## What needs to be done
Report how many lines in the records below contain the word "name". Give only the number.
## Begin Records shown
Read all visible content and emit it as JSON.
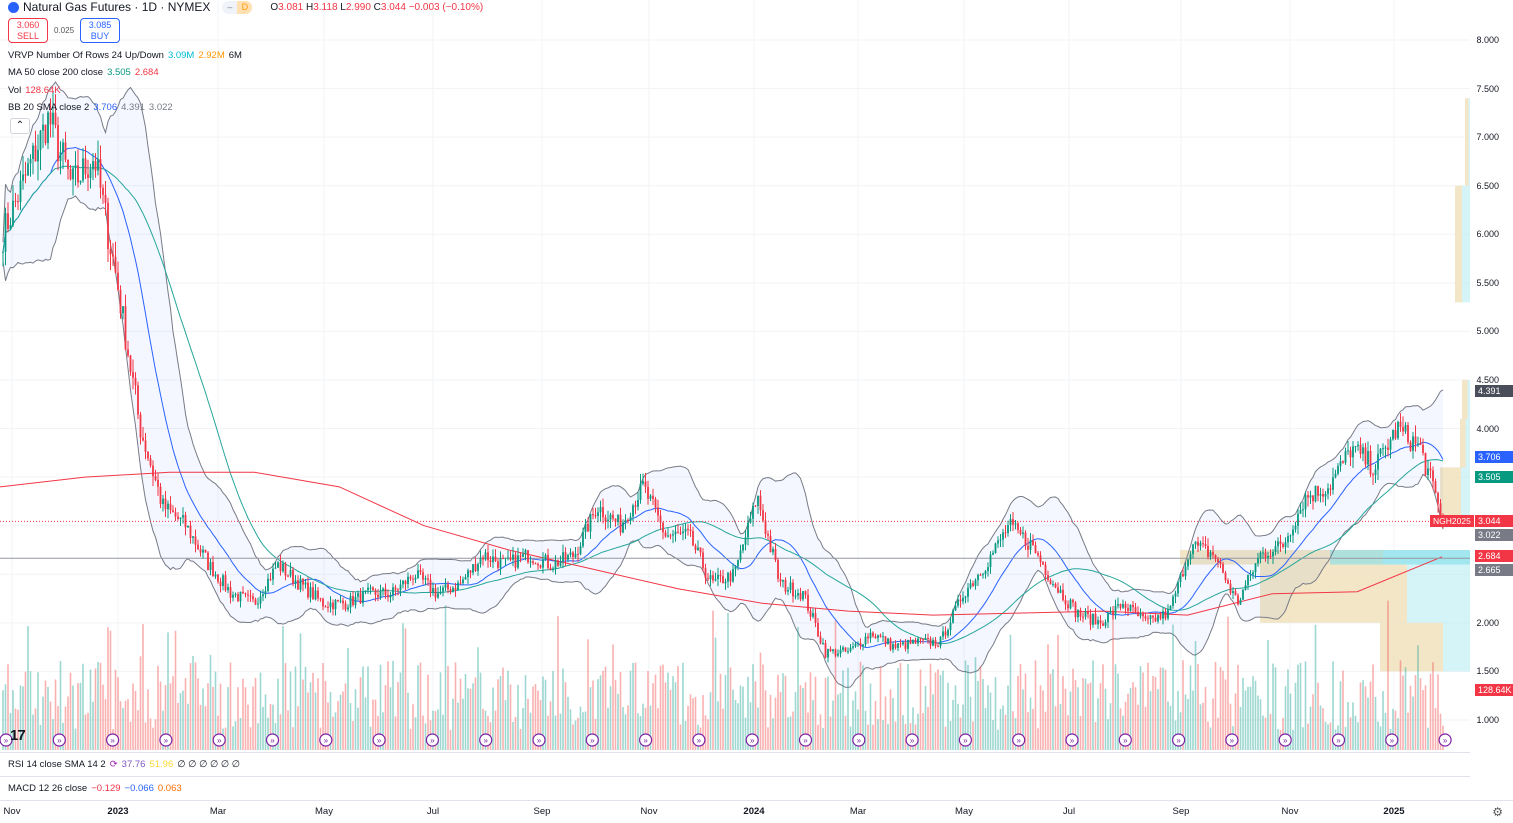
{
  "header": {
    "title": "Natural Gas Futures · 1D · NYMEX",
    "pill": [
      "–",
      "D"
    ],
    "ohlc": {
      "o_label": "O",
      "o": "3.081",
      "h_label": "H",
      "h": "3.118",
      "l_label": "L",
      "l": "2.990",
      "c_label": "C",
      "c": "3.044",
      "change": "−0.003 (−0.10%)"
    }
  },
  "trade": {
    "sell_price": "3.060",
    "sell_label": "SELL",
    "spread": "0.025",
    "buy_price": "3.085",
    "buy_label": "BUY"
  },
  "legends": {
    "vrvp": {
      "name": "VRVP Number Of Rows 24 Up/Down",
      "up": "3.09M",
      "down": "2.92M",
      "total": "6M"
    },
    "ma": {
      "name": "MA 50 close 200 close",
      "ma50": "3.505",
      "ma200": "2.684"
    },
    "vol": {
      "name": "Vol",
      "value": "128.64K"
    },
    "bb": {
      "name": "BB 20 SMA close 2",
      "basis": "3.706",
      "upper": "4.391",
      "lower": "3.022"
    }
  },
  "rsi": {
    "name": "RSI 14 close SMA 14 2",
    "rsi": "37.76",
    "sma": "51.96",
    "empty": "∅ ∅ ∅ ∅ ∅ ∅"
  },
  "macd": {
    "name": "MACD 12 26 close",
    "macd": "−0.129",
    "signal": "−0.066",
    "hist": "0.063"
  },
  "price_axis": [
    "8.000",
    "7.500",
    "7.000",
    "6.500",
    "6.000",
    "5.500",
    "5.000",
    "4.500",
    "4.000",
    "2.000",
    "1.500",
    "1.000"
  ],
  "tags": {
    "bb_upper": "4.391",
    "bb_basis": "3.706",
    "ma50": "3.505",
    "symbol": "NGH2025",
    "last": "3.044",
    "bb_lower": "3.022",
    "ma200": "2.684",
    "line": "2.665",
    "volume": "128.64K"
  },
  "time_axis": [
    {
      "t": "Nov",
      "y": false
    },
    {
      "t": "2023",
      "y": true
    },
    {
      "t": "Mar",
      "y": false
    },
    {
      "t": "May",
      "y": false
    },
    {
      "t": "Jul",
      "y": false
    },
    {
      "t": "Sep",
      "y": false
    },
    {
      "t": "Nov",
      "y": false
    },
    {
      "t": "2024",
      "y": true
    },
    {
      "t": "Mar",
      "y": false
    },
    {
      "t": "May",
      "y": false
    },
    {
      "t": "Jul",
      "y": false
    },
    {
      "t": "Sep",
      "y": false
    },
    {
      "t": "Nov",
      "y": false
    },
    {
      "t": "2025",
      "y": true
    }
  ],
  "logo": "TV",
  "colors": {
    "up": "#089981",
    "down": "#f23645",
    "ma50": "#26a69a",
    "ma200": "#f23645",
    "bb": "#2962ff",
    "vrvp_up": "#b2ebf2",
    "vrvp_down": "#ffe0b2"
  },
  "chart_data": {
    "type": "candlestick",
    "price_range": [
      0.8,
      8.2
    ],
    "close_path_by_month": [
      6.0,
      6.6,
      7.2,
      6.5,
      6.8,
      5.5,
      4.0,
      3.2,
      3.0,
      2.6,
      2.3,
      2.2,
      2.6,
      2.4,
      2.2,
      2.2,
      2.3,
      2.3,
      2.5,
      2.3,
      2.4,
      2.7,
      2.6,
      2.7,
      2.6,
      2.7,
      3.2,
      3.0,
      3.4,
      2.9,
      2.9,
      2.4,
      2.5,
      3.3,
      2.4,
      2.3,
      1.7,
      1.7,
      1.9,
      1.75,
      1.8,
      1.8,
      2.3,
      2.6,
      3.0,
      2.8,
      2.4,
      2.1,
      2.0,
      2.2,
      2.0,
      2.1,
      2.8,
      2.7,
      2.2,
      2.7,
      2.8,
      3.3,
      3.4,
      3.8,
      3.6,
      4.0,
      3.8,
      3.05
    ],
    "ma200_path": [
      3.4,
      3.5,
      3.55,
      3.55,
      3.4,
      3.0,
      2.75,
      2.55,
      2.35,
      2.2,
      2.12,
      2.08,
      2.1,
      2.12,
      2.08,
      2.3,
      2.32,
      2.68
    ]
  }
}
## End Records shown
## Output of the exercise
6